PROBLEM TO SOLVE
Go through the records and copy each line where the word "информации" occurs.
::: MATERIAL SHOWN
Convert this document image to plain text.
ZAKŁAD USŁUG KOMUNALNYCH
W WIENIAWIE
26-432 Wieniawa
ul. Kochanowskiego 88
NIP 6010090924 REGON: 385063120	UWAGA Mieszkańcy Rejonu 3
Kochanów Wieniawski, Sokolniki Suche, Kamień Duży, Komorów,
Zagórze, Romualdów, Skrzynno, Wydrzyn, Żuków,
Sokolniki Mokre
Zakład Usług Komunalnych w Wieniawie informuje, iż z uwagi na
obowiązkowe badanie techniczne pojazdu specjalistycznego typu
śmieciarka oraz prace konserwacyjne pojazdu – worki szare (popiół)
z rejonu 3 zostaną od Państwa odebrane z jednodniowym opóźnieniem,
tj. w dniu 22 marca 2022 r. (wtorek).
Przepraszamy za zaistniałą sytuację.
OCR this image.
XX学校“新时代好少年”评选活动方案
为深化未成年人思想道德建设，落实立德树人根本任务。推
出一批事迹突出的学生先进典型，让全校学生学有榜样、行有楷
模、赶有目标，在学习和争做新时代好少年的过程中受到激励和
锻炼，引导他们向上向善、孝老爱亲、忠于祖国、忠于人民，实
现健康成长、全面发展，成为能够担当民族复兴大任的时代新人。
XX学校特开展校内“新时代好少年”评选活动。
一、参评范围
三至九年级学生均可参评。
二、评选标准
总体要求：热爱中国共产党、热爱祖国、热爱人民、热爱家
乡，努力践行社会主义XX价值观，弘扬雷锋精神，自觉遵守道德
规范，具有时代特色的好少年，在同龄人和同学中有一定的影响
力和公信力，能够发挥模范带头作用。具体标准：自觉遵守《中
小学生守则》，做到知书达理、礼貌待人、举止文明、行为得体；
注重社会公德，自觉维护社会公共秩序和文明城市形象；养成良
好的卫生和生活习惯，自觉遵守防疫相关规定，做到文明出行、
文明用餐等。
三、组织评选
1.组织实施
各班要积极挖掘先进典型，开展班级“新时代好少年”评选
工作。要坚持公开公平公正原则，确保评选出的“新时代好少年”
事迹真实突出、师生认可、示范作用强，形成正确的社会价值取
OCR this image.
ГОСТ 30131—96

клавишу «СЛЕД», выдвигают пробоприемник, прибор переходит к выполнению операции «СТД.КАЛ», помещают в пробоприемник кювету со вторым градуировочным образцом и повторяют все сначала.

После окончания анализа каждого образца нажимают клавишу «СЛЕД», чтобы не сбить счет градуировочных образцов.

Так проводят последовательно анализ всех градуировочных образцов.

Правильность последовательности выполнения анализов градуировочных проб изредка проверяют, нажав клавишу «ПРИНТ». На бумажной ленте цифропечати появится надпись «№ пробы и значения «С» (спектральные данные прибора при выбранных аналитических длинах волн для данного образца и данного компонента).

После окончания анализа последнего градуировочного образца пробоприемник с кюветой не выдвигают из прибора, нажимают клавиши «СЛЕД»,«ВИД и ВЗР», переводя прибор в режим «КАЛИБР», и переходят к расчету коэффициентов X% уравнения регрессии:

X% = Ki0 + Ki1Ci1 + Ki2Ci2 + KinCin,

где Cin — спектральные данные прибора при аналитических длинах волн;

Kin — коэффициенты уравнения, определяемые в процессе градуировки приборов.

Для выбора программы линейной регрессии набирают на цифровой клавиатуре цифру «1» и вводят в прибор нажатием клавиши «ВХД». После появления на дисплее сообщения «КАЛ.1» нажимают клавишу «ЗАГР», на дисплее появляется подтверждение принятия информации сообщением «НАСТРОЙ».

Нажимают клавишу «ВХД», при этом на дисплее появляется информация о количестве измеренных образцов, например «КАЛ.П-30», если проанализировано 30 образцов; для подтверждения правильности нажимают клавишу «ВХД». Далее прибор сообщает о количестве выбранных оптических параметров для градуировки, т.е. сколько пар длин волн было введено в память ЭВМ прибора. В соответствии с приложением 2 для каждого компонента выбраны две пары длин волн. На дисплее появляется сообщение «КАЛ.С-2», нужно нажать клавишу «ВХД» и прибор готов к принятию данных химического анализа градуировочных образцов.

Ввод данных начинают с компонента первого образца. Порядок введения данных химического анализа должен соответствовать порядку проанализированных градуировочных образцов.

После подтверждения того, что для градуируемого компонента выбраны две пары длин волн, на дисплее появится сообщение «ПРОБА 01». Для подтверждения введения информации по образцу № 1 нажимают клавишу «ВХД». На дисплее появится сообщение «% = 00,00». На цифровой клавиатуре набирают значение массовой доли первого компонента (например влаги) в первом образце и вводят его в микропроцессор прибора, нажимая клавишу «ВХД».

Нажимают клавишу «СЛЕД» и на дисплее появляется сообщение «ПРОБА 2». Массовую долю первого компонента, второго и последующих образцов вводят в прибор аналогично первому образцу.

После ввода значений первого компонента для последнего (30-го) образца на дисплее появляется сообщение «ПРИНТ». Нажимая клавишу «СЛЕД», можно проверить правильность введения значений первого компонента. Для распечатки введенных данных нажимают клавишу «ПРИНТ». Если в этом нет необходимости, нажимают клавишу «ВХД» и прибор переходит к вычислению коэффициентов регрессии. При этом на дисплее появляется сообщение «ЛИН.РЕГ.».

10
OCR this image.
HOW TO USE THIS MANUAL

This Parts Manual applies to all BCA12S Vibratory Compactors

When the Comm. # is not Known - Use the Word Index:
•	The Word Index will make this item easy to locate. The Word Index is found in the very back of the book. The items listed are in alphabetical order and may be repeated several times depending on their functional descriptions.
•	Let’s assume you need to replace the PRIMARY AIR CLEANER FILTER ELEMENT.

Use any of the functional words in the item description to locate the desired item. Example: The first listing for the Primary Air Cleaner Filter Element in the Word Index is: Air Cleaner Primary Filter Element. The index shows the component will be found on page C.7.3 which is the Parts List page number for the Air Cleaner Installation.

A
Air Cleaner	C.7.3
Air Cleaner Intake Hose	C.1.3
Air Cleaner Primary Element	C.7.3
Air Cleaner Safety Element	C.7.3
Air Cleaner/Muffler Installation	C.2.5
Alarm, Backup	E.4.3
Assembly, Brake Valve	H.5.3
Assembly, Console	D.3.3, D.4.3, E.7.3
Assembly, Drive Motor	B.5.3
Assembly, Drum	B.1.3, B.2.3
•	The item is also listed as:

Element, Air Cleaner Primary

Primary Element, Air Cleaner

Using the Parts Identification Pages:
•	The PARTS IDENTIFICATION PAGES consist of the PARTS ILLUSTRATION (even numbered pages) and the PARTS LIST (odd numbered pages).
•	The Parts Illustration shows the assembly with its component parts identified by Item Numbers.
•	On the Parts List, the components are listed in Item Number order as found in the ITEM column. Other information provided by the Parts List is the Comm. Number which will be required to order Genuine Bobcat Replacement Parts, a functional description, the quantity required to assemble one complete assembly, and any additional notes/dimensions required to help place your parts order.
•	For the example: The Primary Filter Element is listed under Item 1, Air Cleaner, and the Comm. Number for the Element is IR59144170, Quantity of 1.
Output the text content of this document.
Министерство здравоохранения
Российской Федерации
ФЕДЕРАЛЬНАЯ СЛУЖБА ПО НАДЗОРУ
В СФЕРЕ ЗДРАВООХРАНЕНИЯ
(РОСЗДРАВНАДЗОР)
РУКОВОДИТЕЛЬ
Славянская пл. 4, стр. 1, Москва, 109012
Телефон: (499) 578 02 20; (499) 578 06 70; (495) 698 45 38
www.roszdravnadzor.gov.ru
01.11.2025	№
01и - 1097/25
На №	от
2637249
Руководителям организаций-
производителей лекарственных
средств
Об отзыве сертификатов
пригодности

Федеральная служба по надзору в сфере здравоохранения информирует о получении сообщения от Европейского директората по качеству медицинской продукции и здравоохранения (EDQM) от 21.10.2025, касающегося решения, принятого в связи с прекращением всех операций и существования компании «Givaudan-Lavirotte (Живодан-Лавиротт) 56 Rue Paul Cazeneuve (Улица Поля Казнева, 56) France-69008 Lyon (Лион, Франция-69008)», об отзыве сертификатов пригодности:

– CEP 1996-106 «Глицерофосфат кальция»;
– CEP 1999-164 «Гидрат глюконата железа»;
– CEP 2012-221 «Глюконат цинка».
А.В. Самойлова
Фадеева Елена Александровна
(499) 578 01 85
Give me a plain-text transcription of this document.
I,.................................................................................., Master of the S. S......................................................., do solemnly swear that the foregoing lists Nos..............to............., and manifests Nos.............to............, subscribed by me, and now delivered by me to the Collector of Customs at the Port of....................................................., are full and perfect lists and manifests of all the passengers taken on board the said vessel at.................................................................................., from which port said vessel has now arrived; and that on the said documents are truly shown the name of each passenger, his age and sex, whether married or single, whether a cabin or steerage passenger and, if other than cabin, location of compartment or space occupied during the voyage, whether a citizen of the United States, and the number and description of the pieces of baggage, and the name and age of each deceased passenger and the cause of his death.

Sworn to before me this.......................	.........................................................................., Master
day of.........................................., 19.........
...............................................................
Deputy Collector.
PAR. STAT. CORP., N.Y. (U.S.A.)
::::::
EXPECTED ANSWER
Для выбора программы линейной регрессии набирают на цифровой клавиатуре цифру «1» и вводят в прибор нажатием клавиши «ВХД». После появления на дисплее сообщения «КАЛ.1» нажимают клавишу «ЗАГР», на дисплее появляется подтверждение принятия информации сообщением «НАСТРОЙ».
После подтверждения того, что для градуируемого компонента выбраны две пары длин волн, на дисплее появится сообщение «ПРОБА 01». Для подтверждения введения информации по образцу № 1 нажимают клавишу «ВХД». На дисплее появится сообщение «% = 00,00». На цифровой клавиатуре набирают значение массовой доли первого компонента (например влаги) в первом образце и вводят его в микропроцессор прибора, нажимая клавишу «ВХД».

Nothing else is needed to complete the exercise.